_Required task_: Give back the entire listing verbatim.

_Stored items_:
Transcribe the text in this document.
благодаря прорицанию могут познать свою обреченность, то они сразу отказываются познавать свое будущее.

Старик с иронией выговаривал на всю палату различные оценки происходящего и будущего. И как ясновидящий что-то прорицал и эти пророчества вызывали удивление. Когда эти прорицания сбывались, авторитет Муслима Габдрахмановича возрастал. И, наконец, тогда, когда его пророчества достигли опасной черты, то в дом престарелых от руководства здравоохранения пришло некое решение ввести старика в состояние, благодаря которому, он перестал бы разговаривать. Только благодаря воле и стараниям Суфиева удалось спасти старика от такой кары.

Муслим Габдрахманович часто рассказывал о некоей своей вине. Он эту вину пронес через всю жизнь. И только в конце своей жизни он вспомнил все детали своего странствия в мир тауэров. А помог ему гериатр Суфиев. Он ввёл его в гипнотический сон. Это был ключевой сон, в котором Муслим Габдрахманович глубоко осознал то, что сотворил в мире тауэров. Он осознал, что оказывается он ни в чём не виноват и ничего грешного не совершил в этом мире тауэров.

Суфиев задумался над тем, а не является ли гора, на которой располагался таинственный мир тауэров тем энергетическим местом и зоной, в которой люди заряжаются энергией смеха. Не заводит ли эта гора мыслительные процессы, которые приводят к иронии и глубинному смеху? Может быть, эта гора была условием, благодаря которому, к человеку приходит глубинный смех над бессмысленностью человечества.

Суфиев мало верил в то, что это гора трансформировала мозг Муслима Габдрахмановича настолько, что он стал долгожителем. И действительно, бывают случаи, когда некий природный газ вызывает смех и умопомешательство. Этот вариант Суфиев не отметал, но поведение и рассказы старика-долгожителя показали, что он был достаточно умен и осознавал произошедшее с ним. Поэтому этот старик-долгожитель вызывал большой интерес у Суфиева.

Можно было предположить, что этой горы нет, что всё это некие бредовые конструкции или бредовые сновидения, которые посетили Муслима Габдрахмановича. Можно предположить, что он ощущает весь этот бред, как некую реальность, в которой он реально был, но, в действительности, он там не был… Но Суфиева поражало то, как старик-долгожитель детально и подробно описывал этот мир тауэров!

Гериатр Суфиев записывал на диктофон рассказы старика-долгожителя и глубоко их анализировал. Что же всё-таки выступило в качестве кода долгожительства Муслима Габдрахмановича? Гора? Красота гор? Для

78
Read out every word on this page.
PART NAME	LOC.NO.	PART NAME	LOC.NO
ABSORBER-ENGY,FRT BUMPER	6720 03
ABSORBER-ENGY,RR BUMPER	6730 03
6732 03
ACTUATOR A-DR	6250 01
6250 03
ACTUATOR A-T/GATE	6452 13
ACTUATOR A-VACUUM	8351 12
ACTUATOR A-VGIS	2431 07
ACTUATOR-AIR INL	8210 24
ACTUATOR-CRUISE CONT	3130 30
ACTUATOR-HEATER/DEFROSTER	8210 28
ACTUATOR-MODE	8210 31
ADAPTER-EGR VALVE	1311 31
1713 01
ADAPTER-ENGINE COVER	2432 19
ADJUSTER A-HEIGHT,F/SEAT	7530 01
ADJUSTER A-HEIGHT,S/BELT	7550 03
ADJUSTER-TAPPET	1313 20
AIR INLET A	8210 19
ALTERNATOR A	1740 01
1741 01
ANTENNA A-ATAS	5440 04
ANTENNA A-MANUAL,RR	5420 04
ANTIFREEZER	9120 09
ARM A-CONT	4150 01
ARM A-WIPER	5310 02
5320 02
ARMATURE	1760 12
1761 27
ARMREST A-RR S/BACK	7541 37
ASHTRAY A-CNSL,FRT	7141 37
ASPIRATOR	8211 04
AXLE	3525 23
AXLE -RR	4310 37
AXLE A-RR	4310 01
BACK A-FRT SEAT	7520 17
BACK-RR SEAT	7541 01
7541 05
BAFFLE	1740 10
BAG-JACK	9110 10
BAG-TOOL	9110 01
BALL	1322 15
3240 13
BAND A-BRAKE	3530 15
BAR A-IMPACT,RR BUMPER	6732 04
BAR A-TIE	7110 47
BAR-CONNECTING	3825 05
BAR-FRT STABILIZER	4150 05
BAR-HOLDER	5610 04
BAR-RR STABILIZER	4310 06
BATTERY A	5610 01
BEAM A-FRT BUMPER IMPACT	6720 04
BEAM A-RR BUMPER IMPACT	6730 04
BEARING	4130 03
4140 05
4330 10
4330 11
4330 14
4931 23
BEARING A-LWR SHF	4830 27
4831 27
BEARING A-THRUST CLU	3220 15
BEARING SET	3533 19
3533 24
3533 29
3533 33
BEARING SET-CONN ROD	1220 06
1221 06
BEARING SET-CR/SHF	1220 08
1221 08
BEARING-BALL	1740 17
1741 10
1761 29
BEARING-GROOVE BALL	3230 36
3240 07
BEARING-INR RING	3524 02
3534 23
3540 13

_Output of the task_:
Transcribe the text in this document.
благодаря прорицанию могут познать свою обреченность, то они сразу отказываются познавать свое будущее.

Старик с иронией выговаривал на всю палату различные оценки происходящего и будущего. И как ясновидящий что-то прорицал и эти пророчества вызывали удивление. Когда эти прорицания сбывались, авторитет Муслима Габдрахмановича возрастал. И, наконец, тогда, когда его пророчества достигли опасной черты, то в дом престарелых от руководства здравоохранения пришло некое решение ввести старика в состояние, благодаря которому, он перестал бы разговаривать. Только благодаря воле и стараниям Суфиева удалось спасти старика от такой кары.

Муслим Габдрахманович часто рассказывал о некоей своей вине. Он эту вину пронес через всю жизнь. И только в конце своей жизни он вспомнил все детали своего странствия в мир тауэров. А помог ему гериатр Суфиев. Он ввёл его в гипнотический сон. Это был ключевой сон, в котором Муслим Габдрахманович глубоко осознал то, что сотворил в мире тауэров. Он осознал, что оказывается он ни в чём не виноват и ничего грешного не совершил в этом мире тауэров.

Суфиев задумался над тем, а не является ли гора, на которой располагался таинственный мир тауэров тем энергетическим местом и зоной, в которой люди заряжаются энергией смеха. Не заводит ли эта гора мыслительные процессы, которые приводят к иронии и глубинному смеху? Может быть, эта гора была условием, благодаря которому, к человеку приходит глубинный смех над бессмысленностью человечества.

Суфиев мало верил в то, что это гора трансформировала мозг Муслима Габдрахмановича настолько, что он стал долгожителем. И действительно, бывают случаи, когда некий природный газ вызывает смех и умопомешательство. Этот вариант Суфиев не отметал, но поведение и рассказы старика-долгожителя показали, что он был достаточно умен и осознавал произошедшее с ним. Поэтому этот старик-долгожитель вызывал большой интерес у Суфиева.

Можно было предположить, что этой горы нет, что всё это некие бредовые конструкции или бредовые сновидения, которые посетили Муслима Габдрахмановича. Можно предположить, что он ощущает весь этот бред, как некую реальность, в которой он реально был, но, в действительности, он там не был… Но Суфиева поражало то, как старик-долгожитель детально и подробно описывал этот мир тауэров!

Гериатр Суфиев записывал на диктофон рассказы старика-долгожителя и глубоко их анализировал. Что же всё-таки выступило в качестве кода долгожительства Муслима Габдрахмановича? Гора? Красота гор? Для

78
Read out every word on this page.
PART NAME	LOC.NO.	PART NAME	LOC.NO
ABSORBER-ENGY,FRT BUMPER	6720 03
ABSORBER-ENGY,RR BUMPER	6730 03
6732 03
ACTUATOR A-DR	6250 01
6250 03
ACTUATOR A-T/GATE	6452 13
ACTUATOR A-VACUUM	8351 12
ACTUATOR A-VGIS	2431 07
ACTUATOR-AIR INL	8210 24
ACTUATOR-CRUISE CONT	3130 30
ACTUATOR-HEATER/DEFROSTER	8210 28
ACTUATOR-MODE	8210 31
ADAPTER-EGR VALVE	1311 31
1713 01
ADAPTER-ENGINE COVER	2432 19
ADJUSTER A-HEIGHT,F/SEAT	7530 01
ADJUSTER A-HEIGHT,S/BELT	7550 03
ADJUSTER-TAPPET	1313 20
AIR INLET A	8210 19
ALTERNATOR A	1740 01
1741 01
ANTENNA A-ATAS	5440 04
ANTENNA A-MANUAL,RR	5420 04
ANTIFREEZER	9120 09
ARM A-CONT	4150 01
ARM A-WIPER	5310 02
5320 02
ARMATURE	1760 12
1761 27
ARMREST A-RR S/BACK	7541 37
ASHTRAY A-CNSL,FRT	7141 37
ASPIRATOR	8211 04
AXLE	3525 23
AXLE -RR	4310 37
AXLE A-RR	4310 01
BACK A-FRT SEAT	7520 17
BACK-RR SEAT	7541 01
7541 05
BAFFLE	1740 10
BAG-JACK	9110 10
BAG-TOOL	9110 01
BALL	1322 15
3240 13
BAND A-BRAKE	3530 15
BAR A-IMPACT,RR BUMPER	6732 04
BAR A-TIE	7110 47
BAR-CONNECTING	3825 05
BAR-FRT STABILIZER	4150 05
BAR-HOLDER	5610 04
BAR-RR STABILIZER	4310 06
BATTERY A	5610 01
BEAM A-FRT BUMPER IMPACT	6720 04
BEAM A-RR BUMPER IMPACT	6730 04
BEARING	4130 03
4140 05
4330 10
4330 11
4330 14
4931 23
BEARING A-LWR SHF	4830 27
4831 27
BEARING A-THRUST CLU	3220 15
BEARING SET	3533 19
3533 24
3533 29
3533 33
BEARING SET-CONN ROD	1220 06
1221 06
BEARING SET-CR/SHF	1220 08
1221 08
BEARING-BALL	1740 17
1741 10
1761 29
BEARING-GROOVE BALL	3230 36
3240 07
BEARING-INR RING	3524 02
3534 23
3540 13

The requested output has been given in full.